┏━━
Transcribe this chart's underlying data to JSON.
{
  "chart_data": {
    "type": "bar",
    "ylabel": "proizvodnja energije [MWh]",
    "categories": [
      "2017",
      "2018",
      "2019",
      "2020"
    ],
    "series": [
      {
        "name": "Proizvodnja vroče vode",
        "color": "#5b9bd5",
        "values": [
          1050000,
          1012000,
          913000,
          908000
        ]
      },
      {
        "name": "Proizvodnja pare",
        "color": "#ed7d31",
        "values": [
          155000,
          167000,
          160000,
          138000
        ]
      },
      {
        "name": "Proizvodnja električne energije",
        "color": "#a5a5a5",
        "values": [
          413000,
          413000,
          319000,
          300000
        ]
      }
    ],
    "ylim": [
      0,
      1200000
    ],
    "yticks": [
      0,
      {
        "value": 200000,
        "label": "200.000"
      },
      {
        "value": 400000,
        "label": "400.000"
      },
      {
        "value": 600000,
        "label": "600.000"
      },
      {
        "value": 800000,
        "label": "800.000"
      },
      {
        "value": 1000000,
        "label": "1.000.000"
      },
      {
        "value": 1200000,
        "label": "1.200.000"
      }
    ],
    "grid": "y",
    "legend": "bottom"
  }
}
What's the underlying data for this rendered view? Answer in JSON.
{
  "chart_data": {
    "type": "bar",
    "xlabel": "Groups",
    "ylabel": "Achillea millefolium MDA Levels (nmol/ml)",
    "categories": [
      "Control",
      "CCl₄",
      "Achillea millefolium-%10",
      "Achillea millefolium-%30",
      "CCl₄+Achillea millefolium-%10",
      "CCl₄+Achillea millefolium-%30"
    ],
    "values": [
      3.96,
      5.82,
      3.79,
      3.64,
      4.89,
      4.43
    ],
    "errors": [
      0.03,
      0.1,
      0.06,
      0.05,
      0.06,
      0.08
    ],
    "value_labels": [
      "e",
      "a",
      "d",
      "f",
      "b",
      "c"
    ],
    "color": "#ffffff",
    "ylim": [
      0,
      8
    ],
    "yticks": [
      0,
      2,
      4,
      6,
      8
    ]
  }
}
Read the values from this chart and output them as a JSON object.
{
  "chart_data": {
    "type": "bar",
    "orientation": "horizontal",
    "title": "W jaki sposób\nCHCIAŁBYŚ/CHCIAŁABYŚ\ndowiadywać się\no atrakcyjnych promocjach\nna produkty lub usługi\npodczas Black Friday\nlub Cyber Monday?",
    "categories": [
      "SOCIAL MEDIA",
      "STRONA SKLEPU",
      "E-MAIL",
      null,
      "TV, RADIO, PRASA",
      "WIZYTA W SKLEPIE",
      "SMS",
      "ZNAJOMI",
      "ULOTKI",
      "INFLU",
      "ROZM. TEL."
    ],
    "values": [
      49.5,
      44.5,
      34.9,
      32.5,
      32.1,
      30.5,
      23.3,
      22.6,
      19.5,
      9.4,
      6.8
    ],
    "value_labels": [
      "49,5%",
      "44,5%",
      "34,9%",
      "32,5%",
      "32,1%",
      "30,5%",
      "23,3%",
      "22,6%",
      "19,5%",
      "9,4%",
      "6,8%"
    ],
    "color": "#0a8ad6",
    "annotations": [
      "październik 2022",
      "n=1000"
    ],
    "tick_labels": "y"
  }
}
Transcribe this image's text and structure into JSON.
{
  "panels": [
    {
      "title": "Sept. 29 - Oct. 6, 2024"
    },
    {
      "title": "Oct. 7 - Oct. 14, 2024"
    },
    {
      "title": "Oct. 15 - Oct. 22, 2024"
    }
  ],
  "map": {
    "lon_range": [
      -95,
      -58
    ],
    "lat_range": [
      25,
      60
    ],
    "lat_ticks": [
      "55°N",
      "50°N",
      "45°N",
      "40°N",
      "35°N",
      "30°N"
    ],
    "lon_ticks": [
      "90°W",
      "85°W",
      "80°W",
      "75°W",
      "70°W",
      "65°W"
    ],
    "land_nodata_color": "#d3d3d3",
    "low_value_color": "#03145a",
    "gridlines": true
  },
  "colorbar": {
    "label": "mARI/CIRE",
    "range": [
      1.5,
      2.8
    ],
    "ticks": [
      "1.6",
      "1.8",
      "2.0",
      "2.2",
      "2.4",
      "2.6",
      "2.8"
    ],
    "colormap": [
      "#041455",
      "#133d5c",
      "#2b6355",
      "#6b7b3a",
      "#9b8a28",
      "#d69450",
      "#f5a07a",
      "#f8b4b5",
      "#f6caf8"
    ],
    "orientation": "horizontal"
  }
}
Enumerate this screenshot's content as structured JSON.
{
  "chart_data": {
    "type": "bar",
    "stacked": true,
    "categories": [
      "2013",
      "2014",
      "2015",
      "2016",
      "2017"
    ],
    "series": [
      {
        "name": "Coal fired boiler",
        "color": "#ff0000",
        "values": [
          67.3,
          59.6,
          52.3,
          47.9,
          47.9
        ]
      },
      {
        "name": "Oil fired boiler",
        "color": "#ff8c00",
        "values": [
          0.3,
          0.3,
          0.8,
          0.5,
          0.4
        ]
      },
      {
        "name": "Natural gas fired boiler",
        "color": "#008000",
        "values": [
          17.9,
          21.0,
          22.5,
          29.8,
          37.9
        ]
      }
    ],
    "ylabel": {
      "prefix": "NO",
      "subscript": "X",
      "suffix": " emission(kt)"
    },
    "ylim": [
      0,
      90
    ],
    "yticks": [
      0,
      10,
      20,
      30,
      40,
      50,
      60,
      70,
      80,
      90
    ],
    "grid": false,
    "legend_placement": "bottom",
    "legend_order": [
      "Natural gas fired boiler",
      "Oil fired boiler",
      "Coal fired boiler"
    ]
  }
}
┗━━
- _TASK PROMPT_
Reproduce the entries above exactly.

- _TASK OUTPUT_
Transcribe this chart's underlying data to JSON.
{
  "chart_data": {
    "type": "bar",
    "ylabel": "proizvodnja energije [MWh]",
    "categories": [
      "2017",
      "2018",
      "2019",
      "2020"
    ],
    "series": [
      {
        "name": "Proizvodnja vroče vode",
        "color": "#5b9bd5",
        "values": [
          1050000,
          1012000,
          913000,
          908000
        ]
      },
      {
        "name": "Proizvodnja pare",
        "color": "#ed7d31",
        "values": [
          155000,
          167000,
          160000,
          138000
        ]
      },
      {
        "name": "Proizvodnja električne energije",
        "color": "#a5a5a5",
        "values": [
          413000,
          413000,
          319000,
          300000
        ]
      }
    ],
    "ylim": [
      0,
      1200000
    ],
    "yticks": [
      0,
      {
        "value": 200000,
        "label": "200.000"
      },
      {
        "value": 400000,
        "label": "400.000"
      },
      {
        "value": 600000,
        "label": "600.000"
      },
      {
        "value": 800000,
        "label": "800.000"
      },
      {
        "value": 1000000,
        "label": "1.000.000"
      },
      {
        "value": 1200000,
        "label": "1.200.000"
      }
    ],
    "grid": "y",
    "legend": "bottom"
  }
}
What's the underlying data for this rendered view? Answer in JSON.
{
  "chart_data": {
    "type": "bar",
    "xlabel": "Groups",
    "ylabel": "Achillea millefolium MDA Levels (nmol/ml)",
    "categories": [
      "Control",
      "CCl₄",
      "Achillea millefolium-%10",
      "Achillea millefolium-%30",
      "CCl₄+Achillea millefolium-%10",
      "CCl₄+Achillea millefolium-%30"
    ],
    "values": [
      3.96,
      5.82,
      3.79,
      3.64,
      4.89,
      4.43
    ],
    "errors": [
      0.03,
      0.1,
      0.06,
      0.05,
      0.06,
      0.08
    ],
    "value_labels": [
      "e",
      "a",
      "d",
      "f",
      "b",
      "c"
    ],
    "color": "#ffffff",
    "ylim": [
      0,
      8
    ],
    "yticks": [
      0,
      2,
      4,
      6,
      8
    ]
  }
}
Read the values from this chart and output them as a JSON object.
{
  "chart_data": {
    "type": "bar",
    "orientation": "horizontal",
    "title": "W jaki sposób\nCHCIAŁBYŚ/CHCIAŁABYŚ\ndowiadywać się\no atrakcyjnych promocjach\nna produkty lub usługi\npodczas Black Friday\nlub Cyber Monday?",
    "categories": [
      "SOCIAL MEDIA",
      "STRONA SKLEPU",
      "E-MAIL",
      null,
      "TV, RADIO, PRASA",
      "WIZYTA W SKLEPIE",
      "SMS",
      "ZNAJOMI",
      "ULOTKI",
      "INFLU",
      "ROZM. TEL."
    ],
    "values": [
      49.5,
      44.5,
      34.9,
      32.5,
      32.1,
      30.5,
      23.3,
      22.6,
      19.5,
      9.4,
      6.8
    ],
    "value_labels": [
      "49,5%",
      "44,5%",
      "34,9%",
      "32,5%",
      "32,1%",
      "30,5%",
      "23,3%",
      "22,6%",
      "19,5%",
      "9,4%",
      "6,8%"
    ],
    "color": "#0a8ad6",
    "annotations": [
      "październik 2022",
      "n=1000"
    ],
    "tick_labels": "y"
  }
}
Transcribe this image's text and structure into JSON.
{
  "panels": [
    {
      "title": "Sept. 29 - Oct. 6, 2024"
    },
    {
      "title": "Oct. 7 - Oct. 14, 2024"
    },
    {
      "title": "Oct. 15 - Oct. 22, 2024"
    }
  ],
  "map": {
    "lon_range": [
      -95,
      -58
    ],
    "lat_range": [
      25,
      60
    ],
    "lat_ticks": [
      "55°N",
      "50°N",
      "45°N",
      "40°N",
      "35°N",
      "30°N"
    ],
    "lon_ticks": [
      "90°W",
      "85°W",
      "80°W",
      "75°W",
      "70°W",
      "65°W"
    ],
    "land_nodata_color": "#d3d3d3",
    "low_value_color": "#03145a",
    "gridlines": true
  },
  "colorbar": {
    "label": "mARI/CIRE",
    "range": [
      1.5,
      2.8
    ],
    "ticks": [
      "1.6",
      "1.8",
      "2.0",
      "2.2",
      "2.4",
      "2.6",
      "2.8"
    ],
    "colormap": [
      "#041455",
      "#133d5c",
      "#2b6355",
      "#6b7b3a",
      "#9b8a28",
      "#d69450",
      "#f5a07a",
      "#f8b4b5",
      "#f6caf8"
    ],
    "orientation": "horizontal"
  }
}
Enumerate this screenshot's content as structured JSON.
{
  "chart_data": {
    "type": "bar",
    "stacked": true,
    "categories": [
      "2013",
      "2014",
      "2015",
      "2016",
      "2017"
    ],
    "series": [
      {
        "name": "Coal fired boiler",
        "color": "#ff0000",
        "values": [
          67.3,
          59.6,
          52.3,
          47.9,
          47.9
        ]
      },
      {
        "name": "Oil fired boiler",
        "color": "#ff8c00",
        "values": [
          0.3,
          0.3,
          0.8,
          0.5,
          0.4
        ]
      },
      {
        "name": "Natural gas fired boiler",
        "color": "#008000",
        "values": [
          17.9,
          21.0,
          22.5,
          29.8,
          37.9
        ]
      }
    ],
    "ylabel": {
      "prefix": "NO",
      "subscript": "X",
      "suffix": " emission(kt)"
    },
    "ylim": [
      0,
      90
    ],
    "yticks": [
      0,
      10,
      20,
      30,
      40,
      50,
      60,
      70,
      80,
      90
    ],
    "grid": false,
    "legend_placement": "bottom",
    "legend_order": [
      "Natural gas fired boiler",
      "Oil fired boiler",
      "Coal fired boiler"
    ]
  }
}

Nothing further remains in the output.